### Short exercise 1
In the listing, turn the lines from the line with "320, 374, 392]" to the line with "545, 278, 575]" into a JSON list of strings with one string per line. Leave out blank lines.

— START OF Extract provided —

# freaking out! new donkey and told will kill goats??



## fmizula (Feb 12, 2012)

so my dad just told me that a donkey he heard of killed a lamb baby.... will my donkey kill a goat kid? he has been raised his whole life with goats and llamas and hasnt harmed anyone i am told. he is now 8 years old. they are together now and seem just fine. he lets me touch himm all over and seems to not care at all. i wasnt worried at all now i am concerned.


----------



## SmallFarmGirl (Feb 12, 2012)

Hmmmm... It depends. I would wait till some other BYHer that has a donkey and a goat to help you.


----------



## fmizula (Feb 12, 2012)

just went out and peeked at them again. momma and baby are all snuggled sleeping(other stall but can see each other) and the two adult goats and the donkey are just standing arround looking at each other. seems ok.


----------



## ksalvagno (Feb 12, 2012)

Not every donkey is going to kill what they are supposed to protect. It really depends on the individual animal. If he was raised with goats or sheep, then I would think that he would do just fine. Keep an eye on him. Not all donkeys make good guard animals but there are certainly some wonderful guards out there.


----------



## SmallFarmGirl (Feb 12, 2012)

fmizula said:
			
		

> just went out and peeked at them again. momma and baby are all snuggled sleeping(other stall but can see each other) and the two adult goats and the donkey are just standing arround looking at each other. seems ok.


That's good. Keep watching and keep us posted.


----------



## fmizula (Feb 12, 2012)

i hope he is just fine, thanks for some reassurance. i wont be still totally ok untill its been a while i guess.


----------



## Queen Mum (Feb 12, 2012)

I know a couple people who use their donkeys as LGD's.  They have never had a problem.  It is animal specific.


----------



## AdoptAPitBull (Feb 12, 2012)

I was going to get a mini donkey, and then read that they can perceive goat kids to be "varmints" and kill them. Basically they think the babies are intruders and think they have to protect the herd from them. If you don't expect kids, then you should be OK.

Since I have some bred does, I decided against Mr. Donkey.


----------



## elevan (Feb 12, 2012)

We have a member who has a donkey as a guard for goats...maybe Mrs Diesel Engineer...  :/


----------



## Chirpy (Feb 12, 2012)

As stated... it's an individual thing.   Donkeys can be the sweetest, most trustworthy and loving animals to both people and other animals.   

But, I do know of multiple donkeys that have attacked goats and other smaller animals.   They are great guard animals but sometimes apparently have trouble differentiating between who they are to guard and who is a threat.


----------



## neener92 (Feb 12, 2012)

My donkeys are around calves and lambs, they don't harm them at all. If it was raised with goats, it should be fine.

— END OF Extract provided —
— START OF Given records —

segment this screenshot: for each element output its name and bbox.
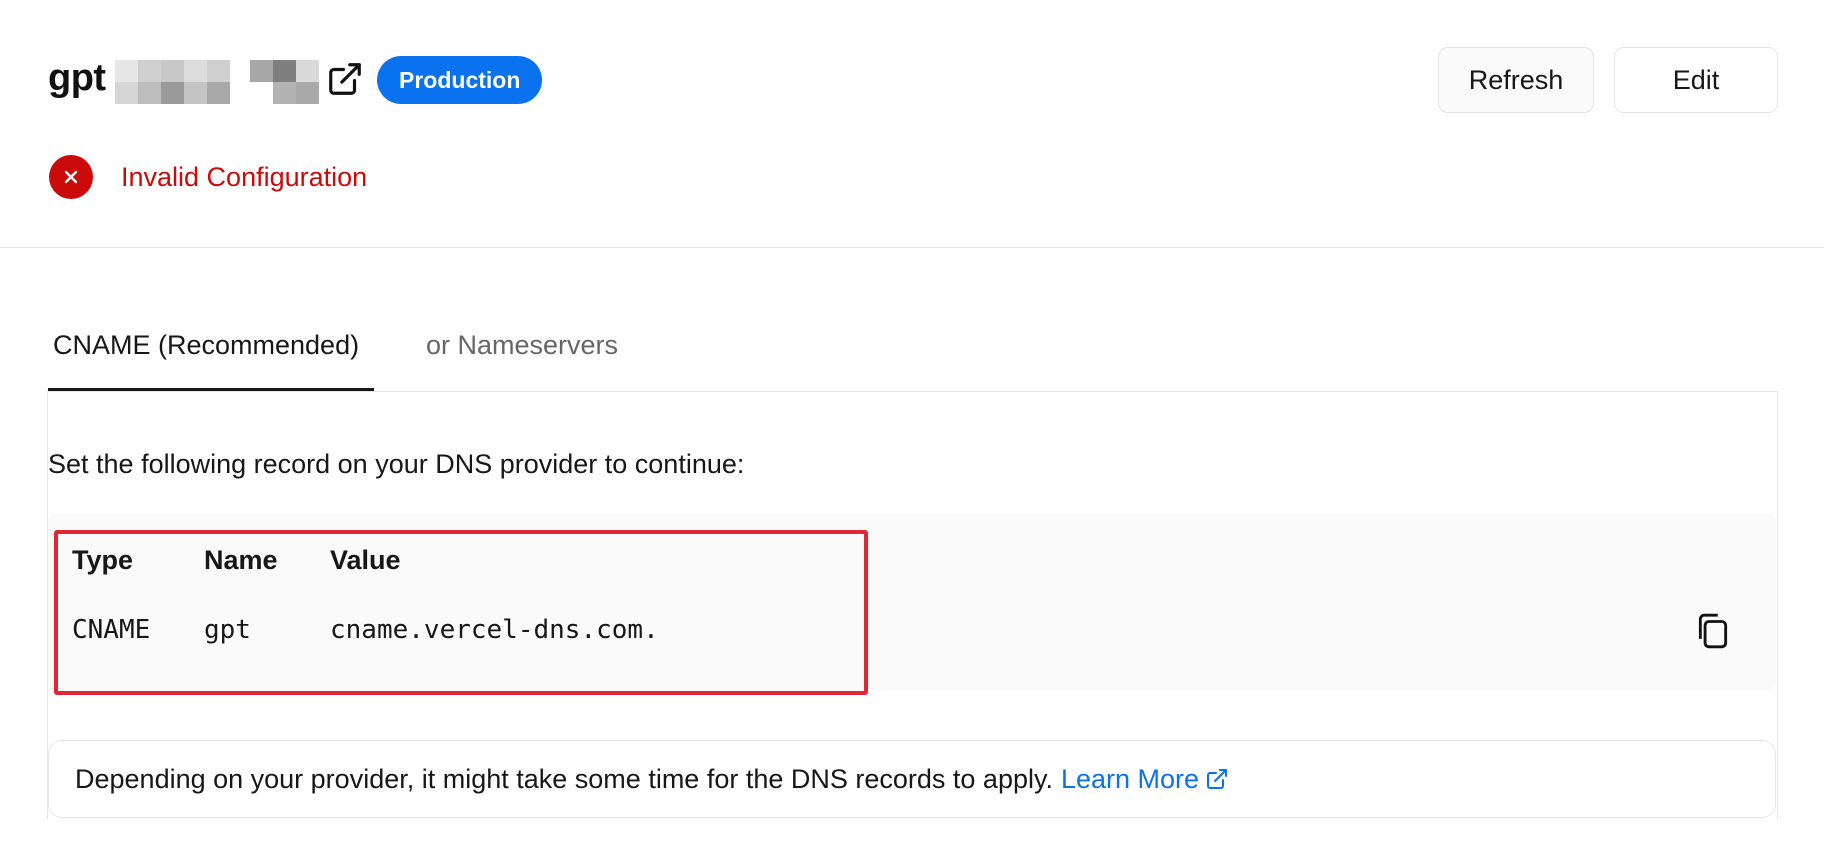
tab-cname[interactable]: CNAME (Recommended)	[48, 320, 374, 392]
copy-icon[interactable]	[1694, 610, 1732, 652]
status-text: Invalid Configuration	[121, 162, 368, 192]
column-header-type: Type	[72, 545, 134, 575]
record-value: cname.vercel-dns.com.	[330, 615, 659, 645]
domain-name: gpt	[48, 57, 106, 99]
tab-nameservers[interactable]: or Nameservers	[426, 320, 618, 392]
redacted-domain-part	[250, 60, 319, 104]
error-icon	[49, 155, 93, 199]
external-link-icon	[1207, 769, 1228, 789]
instruction-text: Set the following record on your DNS pro…	[48, 449, 745, 479]
learn-more-link[interactable]: Learn More	[1061, 764, 1229, 795]
record-name: gpt	[204, 615, 251, 645]
domain-header: gpt Production Refresh Edit Invalid Conf…	[0, 0, 1824, 248]
external-link-icon[interactable]	[326, 60, 364, 98]
config-status: Invalid Configuration	[49, 154, 367, 200]
propagation-note: Depending on your provider, it might tak…	[48, 740, 1776, 818]
edit-button[interactable]: Edit	[1614, 47, 1778, 113]
record-type-tabs: CNAME (Recommended) or Nameservers	[48, 320, 1778, 394]
column-header-value: Value	[330, 545, 401, 575]
redacted-domain-part	[115, 60, 230, 104]
note-text: Depending on your provider, it might tak…	[75, 763, 1053, 794]
column-header-name: Name	[204, 545, 278, 575]
learn-more-label: Learn More	[1060, 763, 1200, 794]
environment-badge: Production	[377, 56, 543, 104]
record-type: CNAME	[72, 615, 151, 645]
refresh-button[interactable]: Refresh	[1438, 47, 1594, 113]
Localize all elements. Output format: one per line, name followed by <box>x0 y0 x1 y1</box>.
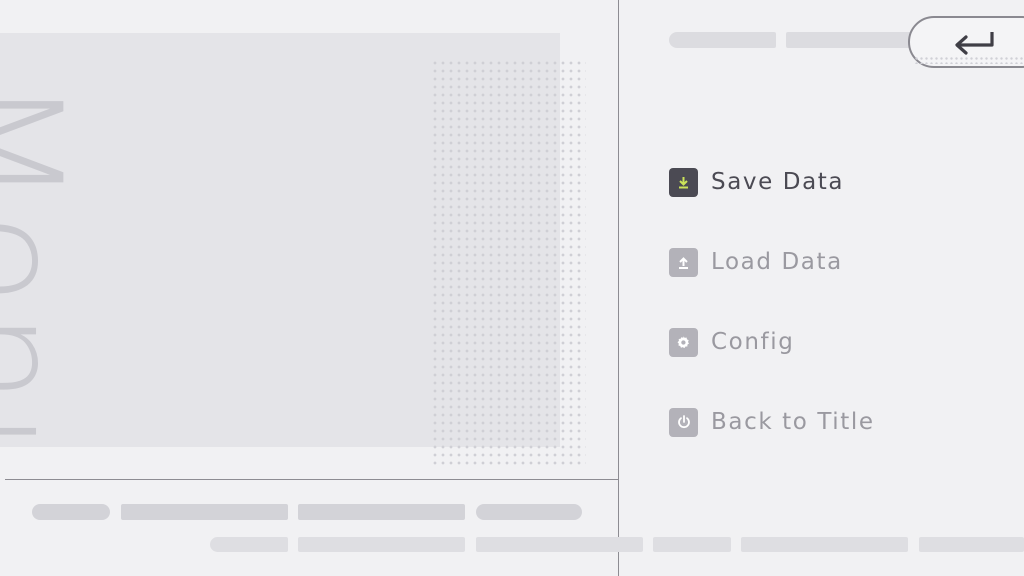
header-placeholder-bar <box>786 32 916 48</box>
power-icon <box>669 407 698 437</box>
back-button[interactable] <box>908 16 1024 68</box>
menu-item-config[interactable]: Config <box>669 320 1009 364</box>
menu-watermark: Menu <box>0 77 92 447</box>
dot-pattern-decoration <box>431 59 586 469</box>
footer-placeholder-bar <box>919 537 1024 552</box>
menu-item-label: Save Data <box>711 169 845 195</box>
return-arrow-icon <box>955 32 994 55</box>
footer-placeholder-bar <box>653 537 731 552</box>
menu-item-label: Config <box>711 329 795 355</box>
menu-item-save-data[interactable]: Save Data <box>669 160 1009 204</box>
menu-item-load-data[interactable]: Load Data <box>669 240 1009 284</box>
vertical-divider <box>618 0 619 576</box>
footer-placeholder-bar <box>741 537 908 552</box>
upload-icon <box>669 247 698 277</box>
placeholder-bar <box>476 504 582 520</box>
menu-item-back-to-title[interactable]: Back to Title <box>669 400 1009 444</box>
download-icon <box>669 167 698 197</box>
preview-panel: Menu <box>0 0 618 576</box>
horizontal-divider <box>5 479 618 480</box>
placeholder-bar <box>32 504 110 520</box>
menu-item-label: Back to Title <box>711 409 875 435</box>
placeholder-bar <box>121 504 288 520</box>
footer-placeholder-bar <box>210 537 288 552</box>
placeholder-bar <box>298 504 465 520</box>
footer-placeholder-bar <box>476 537 643 552</box>
footer-placeholder-bar <box>298 537 465 552</box>
menu-item-label: Load Data <box>711 249 843 275</box>
header-placeholder-bar <box>669 32 776 48</box>
gear-icon <box>669 327 698 357</box>
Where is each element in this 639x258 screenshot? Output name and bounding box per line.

— END OF Given records —

### Short exercise 2
In the forum thread about the new donkey and the goats, how old is the donkey?

### Task result 1
[
  "tab-cname[interactable]: CNAME (Recommended)\t[48, 320, 374, 392]",
  "copy-icon[interactable]\t[1694, 610, 1732, 652]",
  "status-text: Invalid Configuration\t[121, 162, 368, 192]",
  "column-header-type: Type\t[72, 545, 134, 575]",
  "record-value: cname.vercel-dns.com.\t[330, 615, 659, 645]",
  "domain-name: gpt\t[48, 57, 106, 99]",
  "tab-nameservers[interactable]: or Nameservers\t[426, 320, 618, 392]",
  "redacted-domain-part\t[250, 60, 319, 104]",
  "error-icon\t[49, 155, 93, 199]",
  "external-link-icon\t[1207, 769, 1228, 789]",
  "instruction-text: Set the following record on your DNS pro…\t[48, 449, 745, 479]",
  "learn-more-link[interactable]: Learn More\t[1061, 764, 1229, 795]",
  "record-name: gpt\t[204, 615, 251, 645]",
  "domain-header: gpt Production Refresh Edit Invalid Conf…\t[0, 0, 1824, 248]",
  "external-link-icon[interactable]\t[326, 60, 364, 98]",
  "config-status: Invalid Configuration\t[49, 154, 367, 200]",
  "propagation-note: Depending on your provider, it might tak…\t[48, 740, 1776, 818]",
  "edit-button[interactable]: Edit\t[1614, 47, 1778, 113]",
  "record-type-tabs: CNAME (Recommended) or Nameservers\t[48, 320, 1778, 394]",
  "column-header-value: Value\t[330, 545, 401, 575]",
  "redacted-domain-part\t[115, 60, 230, 104]",
  "note-text: Depending on your provider, it might tak…\t[75, 763, 1053, 794]",
  "column-header-name: Name\t[204, 545, 278, 575]"
]

### Task result 2
8 years old.